**Short problem**
Records follow. Select each line holding "âcre".

**Task inputs**
=-=-=

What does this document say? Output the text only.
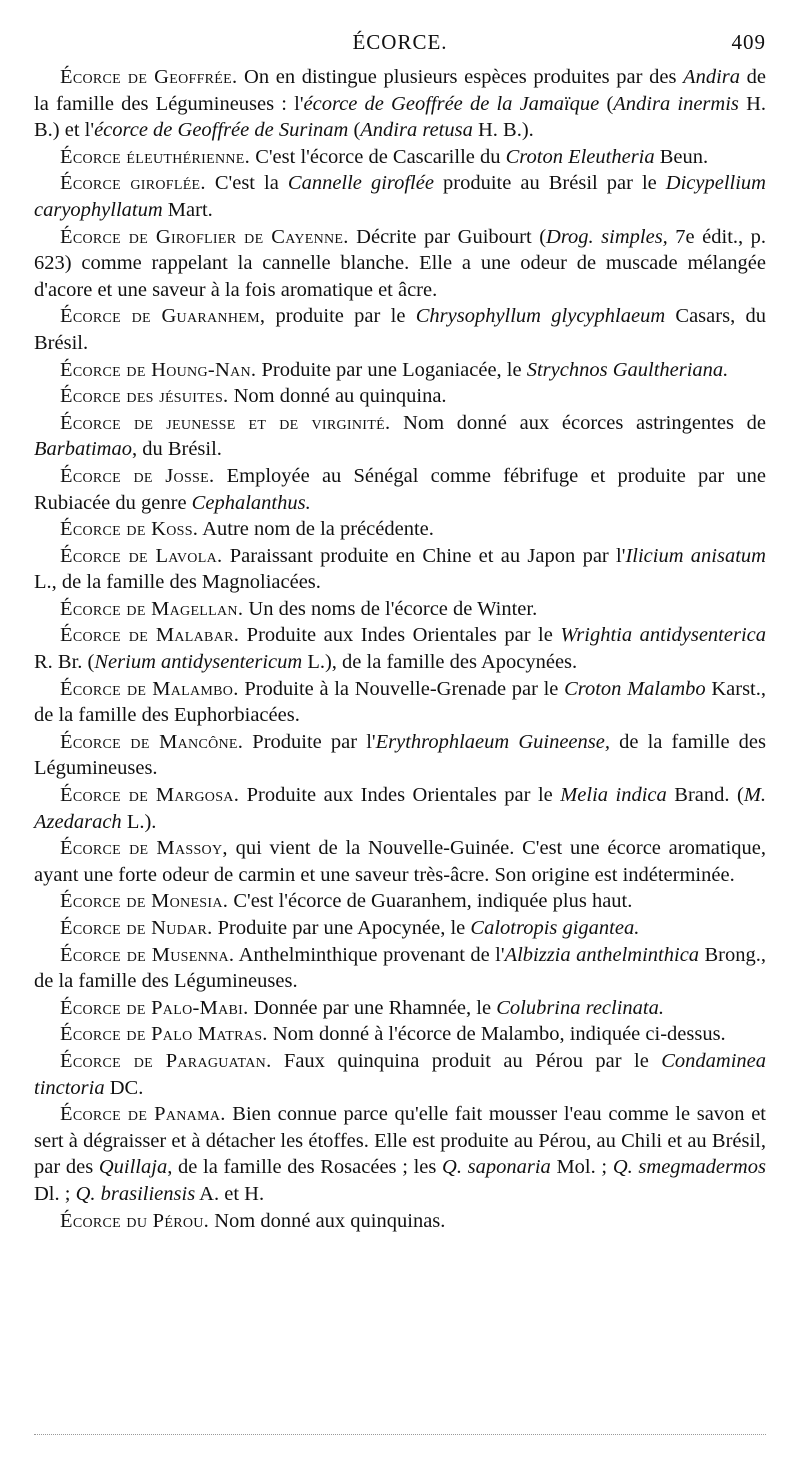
ÉCORCE.	409

Écorce de Geoffrée. On en distingue plusieurs espèces produites par des Andira de la famille des Légumineuses : l'écorce de Geoffrée de la Jamaïque (Andira inermis H. B.) et l'écorce de Geoffrée de Surinam (Andira retusa H. B.).

Écorce éleuthérienne. C'est l'écorce de Cascarille du Croton Eleutheria Beun.

Écorce giroflée. C'est la Cannelle giroflée produite au Brésil par le Dicypellium caryophyllatum Mart.

Écorce de Giroflier de Cayenne. Décrite par Guibourt (Drog. simples, 7e édit., p. 623) comme rappelant la cannelle blanche. Elle a une odeur de muscade mélangée d'acore et une saveur à la fois aromatique et âcre.

Écorce de Guaranhem, produite par le Chrysophyllum glycyphlaeum Casars, du Brésil.

Écorce de Houng-Nan. Produite par une Loganiacée, le Strychnos Gaultheriana.

Écorce des jésuites. Nom donné au quinquina.

Écorce de jeunesse et de virginité. Nom donné aux écorces astringentes de Barbatimao, du Brésil.

Écorce de Josse. Employée au Sénégal comme fébrifuge et produite par une Rubiacée du genre Cephalanthus.

Écorce de Koss. Autre nom de la précédente.

Écorce de Lavola. Paraissant produite en Chine et au Japon par l'Ilicium anisatum L., de la famille des Magnoliacées.

Écorce de Magellan. Un des noms de l'écorce de Winter.

Écorce de Malabar. Produite aux Indes Orientales par le Wrightia antidysenterica R. Br. (Nerium antidysentericum L.), de la famille des Apocynées.

Écorce de Malambo. Produite à la Nouvelle-Grenade par le Croton Malambo Karst., de la famille des Euphorbiacées.

Écorce de Mancône. Produite par l'Erythrophlaeum Guineense, de la famille des Légumineuses.

Écorce de Margosa. Produite aux Indes Orientales par le Melia indica Brand. (M. Azedarach L.).

Écorce de Massoy, qui vient de la Nouvelle-Guinée. C'est une écorce aromatique, ayant une forte odeur de carmin et une saveur très-âcre. Son origine est indéterminée.

Écorce de Monesia. C'est l'écorce de Guaranhem, indiquée plus haut.

Écorce de Nudar. Produite par une Apocynée, le Calotropis gigantea.

Écorce de Musenna. Anthelminthique provenant de l'Albizzia anthelminthica Brong., de la famille des Légumineuses.

Écorce de Palo-Mabi. Donnée par une Rhamnée, le Colubrina reclinata.

Écorce de Palo Matras. Nom donné à l'écorce de Malambo, indiquée ci-dessus.

Écorce de Paraguatan. Faux quinquina produit au Pérou par le Condaminea tinctoria DC.

Écorce de Panama. Bien connue parce qu'elle fait mousser l'eau comme le savon et sert à dégraisser et à détacher les étoffes. Elle est produite au Pérou, au Chili et au Brésil, par des Quillaja, de la famille des Rosacées ; les Q. saponaria Mol. ; Q. smegmadermos Dl. ; Q. brasiliensis A. et H.

Écorce du Pérou. Nom donné aux quinquinas.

=-=-=

**Completed task**
Écorce de Giroflier de Cayenne. Décrite par Guibourt (Drog. simples, 7e édit., p. 623) comme rappelant la cannelle blanche. Elle a une odeur de muscade mélangée d'acore et une saveur à la fois aromatique et âcre.
Écorce de Massoy, qui vient de la Nouvelle-Guinée. C'est une écorce aromatique, ayant une forte odeur de carmin et une saveur très-âcre. Son origine est indéterminée.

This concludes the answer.